** PROMPT **
The entries below contain pictures. Retype everything except those pictures, exactly as given.

Collected data:
▼▼▼

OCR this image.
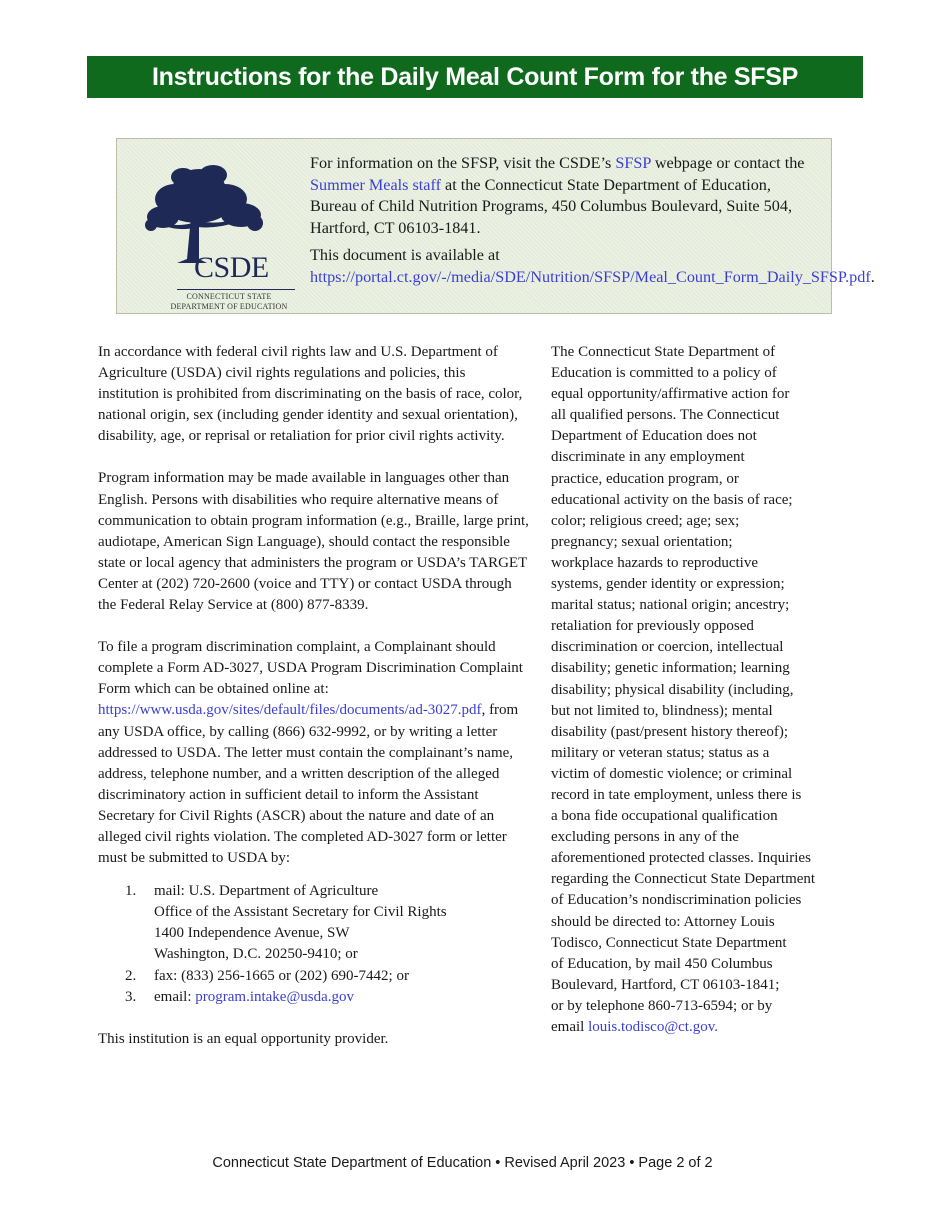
Instructions for the Daily Meal Count Form for the SFSP
CSDE
CONNECTICUT STATE
DEPARTMENT OF EDUCATION

For information on the SFSP, visit the CSDE’s SFSP webpage or contact the Summer Meals staff at the Connecticut State Department of Education, Bureau of Child Nutrition Programs, 450 Columbus Boulevard, Suite 504, Hartford, CT 06103-1841.

This document is available at https://portal.ct.gov/-/media/SDE/Nutrition/SFSP/Meal_Count_Form_Daily_SFSP.pdf.

In accordance with federal civil rights law and U.S. Department of Agriculture (USDA) civil rights regulations and policies, this institution is prohibited from discriminating on the basis of race, color, national origin, sex (including gender identity and sexual orientation), disability, age, or reprisal or retaliation for prior civil rights activity.

Program information may be made available in languages other than English. Persons with disabilities who require alternative means of communication to obtain program information (e.g., Braille, large print, audiotape, American Sign Language), should contact the responsible state or local agency that administers the program or USDA’s TARGET Center at (202) 720-2600 (voice and TTY) or contact USDA through the Federal Relay Service at (800) 877-8339.

To file a program discrimination complaint, a Complainant should complete a Form AD-3027, USDA Program Discrimination Complaint Form which can be obtained online at: https://www.usda.gov/sites/default/files/documents/ad-3027.pdf, from any USDA office, by calling (866) 632-9992, or by writing a letter addressed to USDA. The letter must contain the complainant’s name, address, telephone number, and a written description of the alleged discriminatory action in sufficient detail to inform the Assistant Secretary for Civil Rights (ASCR) about the nature and date of an alleged civil rights violation. The completed AD-3027 form or letter must be submitted to USDA by:

1. mail: U.S. Department of Agriculture
Office of the Assistant Secretary for Civil Rights
1400 Independence Avenue, SW
Washington, D.C. 20250-9410; or
2. fax: (833) 256-1665 or (202) 690-7442; or
3. email: program.intake@usda.gov

This institution is an equal opportunity provider.

The Connecticut State Department of
Education is committed to a policy of
equal opportunity/affirmative action for
all qualified persons. The Connecticut
Department of Education does not
discriminate in any employment
practice, education program, or
educational activity on the basis of race;
color; religious creed; age; sex;
pregnancy; sexual orientation;
workplace hazards to reproductive
systems, gender identity or expression;
marital status; national origin; ancestry;
retaliation for previously opposed
discrimination or coercion, intellectual
disability; genetic information; learning
disability; physical disability (including,
but not limited to, blindness); mental
disability (past/present history thereof);
military or veteran status; status as a
victim of domestic violence; or criminal
record in tate employment, unless there is
a bona fide occupational qualification
excluding persons in any of the
aforementioned protected classes. Inquiries
regarding the Connecticut State Department
of Education’s nondiscrimination policies
should be directed to: Attorney Louis
Todisco, Connecticut State Department
of Education, by mail 450 Columbus
Boulevard, Hartford, CT 06103-1841;
or by telephone 860-713-6594; or by
email louis.todisco@ct.gov.

Connecticut State Department of Education • Revised April 2023 • Page 2 of 2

▲▲▲

** ANSWER TO THIS TASK **
OCR this image.
Instructions for the Daily Meal Count Form for the SFSP
CSDE
CONNECTICUT STATE
DEPARTMENT OF EDUCATION

For information on the SFSP, visit the CSDE’s SFSP webpage or contact the Summer Meals staff at the Connecticut State Department of Education, Bureau of Child Nutrition Programs, 450 Columbus Boulevard, Suite 504, Hartford, CT 06103-1841.

This document is available at https://portal.ct.gov/-/media/SDE/Nutrition/SFSP/Meal_Count_Form_Daily_SFSP.pdf.

In accordance with federal civil rights law and U.S. Department of Agriculture (USDA) civil rights regulations and policies, this institution is prohibited from discriminating on the basis of race, color, national origin, sex (including gender identity and sexual orientation), disability, age, or reprisal or retaliation for prior civil rights activity.

Program information may be made available in languages other than English. Persons with disabilities who require alternative means of communication to obtain program information (e.g., Braille, large print, audiotape, American Sign Language), should contact the responsible state or local agency that administers the program or USDA’s TARGET Center at (202) 720-2600 (voice and TTY) or contact USDA through the Federal Relay Service at (800) 877-8339.

To file a program discrimination complaint, a Complainant should complete a Form AD-3027, USDA Program Discrimination Complaint Form which can be obtained online at: https://www.usda.gov/sites/default/files/documents/ad-3027.pdf, from any USDA office, by calling (866) 632-9992, or by writing a letter addressed to USDA. The letter must contain the complainant’s name, address, telephone number, and a written description of the alleged discriminatory action in sufficient detail to inform the Assistant Secretary for Civil Rights (ASCR) about the nature and date of an alleged civil rights violation. The completed AD-3027 form or letter must be submitted to USDA by:

1. mail: U.S. Department of Agriculture
Office of the Assistant Secretary for Civil Rights
1400 Independence Avenue, SW
Washington, D.C. 20250-9410; or
2. fax: (833) 256-1665 or (202) 690-7442; or
3. email: program.intake@usda.gov

This institution is an equal opportunity provider.

The Connecticut State Department of
Education is committed to a policy of
equal opportunity/affirmative action for
all qualified persons. The Connecticut
Department of Education does not
discriminate in any employment
practice, education program, or
educational activity on the basis of race;
color; religious creed; age; sex;
pregnancy; sexual orientation;
workplace hazards to reproductive
systems, gender identity or expression;
marital status; national origin; ancestry;
retaliation for previously opposed
discrimination or coercion, intellectual
disability; genetic information; learning
disability; physical disability (including,
but not limited to, blindness); mental
disability (past/present history thereof);
military or veteran status; status as a
victim of domestic violence; or criminal
record in tate employment, unless there is
a bona fide occupational qualification
excluding persons in any of the
aforementioned protected classes. Inquiries
regarding the Connecticut State Department
of Education’s nondiscrimination policies
should be directed to: Attorney Louis
Todisco, Connecticut State Department
of Education, by mail 450 Columbus
Boulevard, Hartford, CT 06103-1841;
or by telephone 860-713-6594; or by
email louis.todisco@ct.gov.

Connecticut State Department of Education • Revised April 2023 • Page 2 of 2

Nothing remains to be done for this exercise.